DETTAGLI ESERCIZIO
Trascrivi parola per parola l'intera cronaca sportiva riportata di seguito.

SEGMENTO DOCUMENTO
•••••

Missione compiuta e pass per i sedicesimi per l'Europa League infilato in saccoccia con una gara di anticipo. Il Napoli non va oltre lo 0-0 a Praga con lo Sparta, ma il punto basta e avanza per la qualificazione matematica.
Meglio i viola, che con le perle di Babacar e del ritrovato Marin stendono 2-1 i francesi del Guingamp a domicilio e guadagnano il primo posto aritmetico nel girone.
NAPOLI SVOGLIATO. Il voucher della qualificazione è la sola nota lieta della serata del Napoli in Repubblica Ceca. La formazione di Benitez è in versione trotto più che in serata da corsa e nonostante la presenza di Callejon e Higuain in prima linea fatica terribilmente a scalfire il muro alzato dallo Sparta.
L'unico tiro in porta azzurro del primo tempo è di Gargano (17') da fuori area, quasi un passaggio per il portiere Stech.
E anzi gli azzurri devono ringraziare la traversa (sul tiro da fuori di Husbauer) prima, e le manone di Rafael poi, mostruoso nella respinta disperata sul tap-in a botta sicura di Lafatadi testa, se riescono a chiudere la prima frazione in pareggio.
SAN RAFAEL. Dopo un avvio di ripresa più convinto è ancora il tandem formato dal montante e dal portiere azzurro a blidare il risultato: l'etremo difensore tocca con la punta delle dita un tiro da fuori di Matejovsky deviato da Britos, e ancora una volta il legno orizzontale gli è amico ribattendo la conclusione.

•••••

(Dati di previsione dei riquadri di delimitazione)
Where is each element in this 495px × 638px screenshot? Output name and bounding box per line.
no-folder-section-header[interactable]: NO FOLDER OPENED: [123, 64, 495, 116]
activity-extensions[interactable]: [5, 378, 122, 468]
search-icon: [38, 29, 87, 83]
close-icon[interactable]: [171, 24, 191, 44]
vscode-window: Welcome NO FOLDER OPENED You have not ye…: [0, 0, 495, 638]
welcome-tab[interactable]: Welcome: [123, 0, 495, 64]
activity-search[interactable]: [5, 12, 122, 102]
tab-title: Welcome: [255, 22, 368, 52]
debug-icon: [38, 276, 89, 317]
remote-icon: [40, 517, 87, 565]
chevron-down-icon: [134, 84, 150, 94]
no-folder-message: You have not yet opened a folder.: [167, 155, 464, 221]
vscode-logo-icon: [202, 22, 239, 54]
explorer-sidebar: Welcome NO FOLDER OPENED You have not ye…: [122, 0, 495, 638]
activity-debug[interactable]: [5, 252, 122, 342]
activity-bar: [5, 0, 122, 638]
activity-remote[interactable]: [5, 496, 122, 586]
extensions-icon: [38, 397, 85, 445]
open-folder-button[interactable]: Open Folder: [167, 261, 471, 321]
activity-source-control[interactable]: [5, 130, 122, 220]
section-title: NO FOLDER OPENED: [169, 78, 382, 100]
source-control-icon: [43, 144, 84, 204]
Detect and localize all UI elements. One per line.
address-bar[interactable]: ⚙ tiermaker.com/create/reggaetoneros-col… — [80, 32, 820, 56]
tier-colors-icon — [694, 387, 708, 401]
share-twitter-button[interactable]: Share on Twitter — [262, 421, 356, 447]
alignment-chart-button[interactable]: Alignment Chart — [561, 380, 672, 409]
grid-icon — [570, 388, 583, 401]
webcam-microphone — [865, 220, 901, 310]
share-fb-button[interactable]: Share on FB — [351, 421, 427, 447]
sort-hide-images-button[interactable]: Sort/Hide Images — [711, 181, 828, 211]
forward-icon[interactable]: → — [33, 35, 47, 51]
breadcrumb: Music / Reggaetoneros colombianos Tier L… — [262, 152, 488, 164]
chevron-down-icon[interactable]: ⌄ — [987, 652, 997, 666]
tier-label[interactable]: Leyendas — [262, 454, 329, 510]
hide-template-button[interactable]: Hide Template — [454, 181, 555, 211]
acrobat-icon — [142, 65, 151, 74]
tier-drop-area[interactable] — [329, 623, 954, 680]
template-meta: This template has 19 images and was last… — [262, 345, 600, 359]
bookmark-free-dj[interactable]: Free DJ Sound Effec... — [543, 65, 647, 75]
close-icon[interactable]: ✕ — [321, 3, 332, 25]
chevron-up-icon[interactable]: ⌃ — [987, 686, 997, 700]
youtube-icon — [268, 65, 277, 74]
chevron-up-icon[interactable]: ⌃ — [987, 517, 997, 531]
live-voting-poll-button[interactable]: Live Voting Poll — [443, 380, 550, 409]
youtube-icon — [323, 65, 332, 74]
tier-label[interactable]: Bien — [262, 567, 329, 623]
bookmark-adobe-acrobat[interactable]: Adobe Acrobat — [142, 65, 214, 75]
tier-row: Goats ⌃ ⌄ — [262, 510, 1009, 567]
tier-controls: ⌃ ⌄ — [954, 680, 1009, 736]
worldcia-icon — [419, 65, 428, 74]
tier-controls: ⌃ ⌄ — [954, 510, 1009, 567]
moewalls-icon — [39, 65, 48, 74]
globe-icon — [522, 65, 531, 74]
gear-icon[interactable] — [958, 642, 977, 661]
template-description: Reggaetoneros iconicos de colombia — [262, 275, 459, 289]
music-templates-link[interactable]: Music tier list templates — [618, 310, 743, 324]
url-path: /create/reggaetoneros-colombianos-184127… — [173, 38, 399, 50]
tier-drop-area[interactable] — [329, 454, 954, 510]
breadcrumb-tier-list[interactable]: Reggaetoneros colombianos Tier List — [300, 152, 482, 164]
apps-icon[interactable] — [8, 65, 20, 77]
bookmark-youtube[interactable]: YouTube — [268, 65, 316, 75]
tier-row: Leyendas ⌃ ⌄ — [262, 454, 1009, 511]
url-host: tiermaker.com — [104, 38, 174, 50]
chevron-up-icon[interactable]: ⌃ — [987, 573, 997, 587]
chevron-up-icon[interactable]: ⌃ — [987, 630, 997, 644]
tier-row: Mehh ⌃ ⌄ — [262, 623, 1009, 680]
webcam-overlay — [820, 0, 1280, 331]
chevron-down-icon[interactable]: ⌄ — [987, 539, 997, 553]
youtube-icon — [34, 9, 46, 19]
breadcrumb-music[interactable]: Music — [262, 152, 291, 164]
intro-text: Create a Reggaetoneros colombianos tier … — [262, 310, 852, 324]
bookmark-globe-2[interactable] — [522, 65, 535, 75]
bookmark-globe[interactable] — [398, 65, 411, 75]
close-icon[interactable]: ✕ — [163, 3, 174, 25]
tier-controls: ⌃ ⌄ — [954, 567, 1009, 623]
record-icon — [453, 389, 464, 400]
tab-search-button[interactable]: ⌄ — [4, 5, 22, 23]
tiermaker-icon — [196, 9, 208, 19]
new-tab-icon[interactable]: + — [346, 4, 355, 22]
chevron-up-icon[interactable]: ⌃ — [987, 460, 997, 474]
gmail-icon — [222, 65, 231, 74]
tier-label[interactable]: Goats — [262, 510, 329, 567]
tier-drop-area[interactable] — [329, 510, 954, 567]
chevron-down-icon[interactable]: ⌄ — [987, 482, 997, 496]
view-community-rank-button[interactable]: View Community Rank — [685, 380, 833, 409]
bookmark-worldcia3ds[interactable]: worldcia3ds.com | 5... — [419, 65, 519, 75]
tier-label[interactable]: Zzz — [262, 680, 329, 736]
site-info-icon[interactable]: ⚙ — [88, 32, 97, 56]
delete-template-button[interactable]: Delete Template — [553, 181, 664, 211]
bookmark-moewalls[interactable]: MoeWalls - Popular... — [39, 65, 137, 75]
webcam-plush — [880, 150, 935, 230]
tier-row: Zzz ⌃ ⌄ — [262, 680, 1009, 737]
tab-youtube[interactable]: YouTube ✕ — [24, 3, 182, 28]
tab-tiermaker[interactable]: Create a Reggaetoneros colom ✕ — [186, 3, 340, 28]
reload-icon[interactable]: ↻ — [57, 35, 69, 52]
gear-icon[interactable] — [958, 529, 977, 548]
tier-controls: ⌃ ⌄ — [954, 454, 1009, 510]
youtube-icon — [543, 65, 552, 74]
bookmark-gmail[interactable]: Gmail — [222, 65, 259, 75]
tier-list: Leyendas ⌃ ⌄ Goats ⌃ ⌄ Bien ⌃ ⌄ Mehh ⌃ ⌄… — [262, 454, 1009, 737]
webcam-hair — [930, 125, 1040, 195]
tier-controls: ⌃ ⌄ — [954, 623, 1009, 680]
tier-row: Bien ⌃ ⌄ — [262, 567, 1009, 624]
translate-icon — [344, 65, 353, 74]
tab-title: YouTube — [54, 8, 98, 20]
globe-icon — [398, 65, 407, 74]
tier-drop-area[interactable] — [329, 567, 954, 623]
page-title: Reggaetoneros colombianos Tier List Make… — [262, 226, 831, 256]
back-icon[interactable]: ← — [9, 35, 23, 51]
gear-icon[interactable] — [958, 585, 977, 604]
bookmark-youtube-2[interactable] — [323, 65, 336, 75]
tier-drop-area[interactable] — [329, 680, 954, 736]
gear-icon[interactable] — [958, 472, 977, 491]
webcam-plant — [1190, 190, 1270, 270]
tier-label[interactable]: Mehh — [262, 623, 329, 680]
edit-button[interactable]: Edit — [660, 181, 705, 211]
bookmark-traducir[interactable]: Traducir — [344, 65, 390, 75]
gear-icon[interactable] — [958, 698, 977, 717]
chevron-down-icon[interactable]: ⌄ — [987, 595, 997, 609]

•••••

RIQUADRO RISPOSTA
Missione compiuta e pass per i sedicesimi per l'Europa League infilato in saccoccia con una gara di anticipo. Il Napoli non va oltre lo 0-0 a Praga con lo Sparta, ma il punto basta e avanza per la qualificazione matematica.
Meglio i viola, che con le perle di Babacar e del ritrovato Marin stendono 2-1 i francesi del Guingamp a domicilio e guadagnano il primo posto aritmetico nel girone.
NAPOLI SVOGLIATO. Il voucher della qualificazione è la sola nota lieta della serata del Napoli in Repubblica Ceca. La formazione di Benitez è in versione trotto più che in serata da corsa e nonostante la presenza di Callejon e Higuain in prima linea fatica terribilmente a scalfire il muro alzato dallo Sparta.
L'unico tiro in porta azzurro del primo tempo è di Gargano (17') da fuori area, quasi un passaggio per il portiere Stech.
E anzi gli azzurri devono ringraziare la traversa (sul tiro da fuori di Husbauer) prima, e le manone di Rafael poi, mostruoso nella respinta disperata sul tap-in a botta sicura di Lafatadi testa, se riescono a chiudere la prima frazione in pareggio.
SAN RAFAEL. Dopo un avvio di ripresa più convinto è ancora il tandem formato dal montante e dal portiere azzurro a blidare il risultato: l'etremo difensore tocca con la punta delle dita un tiro da fuori di Matejovsky deviato da Britos, e ancora una volta il legno orizzontale gli è amico ribattendo la conclusione.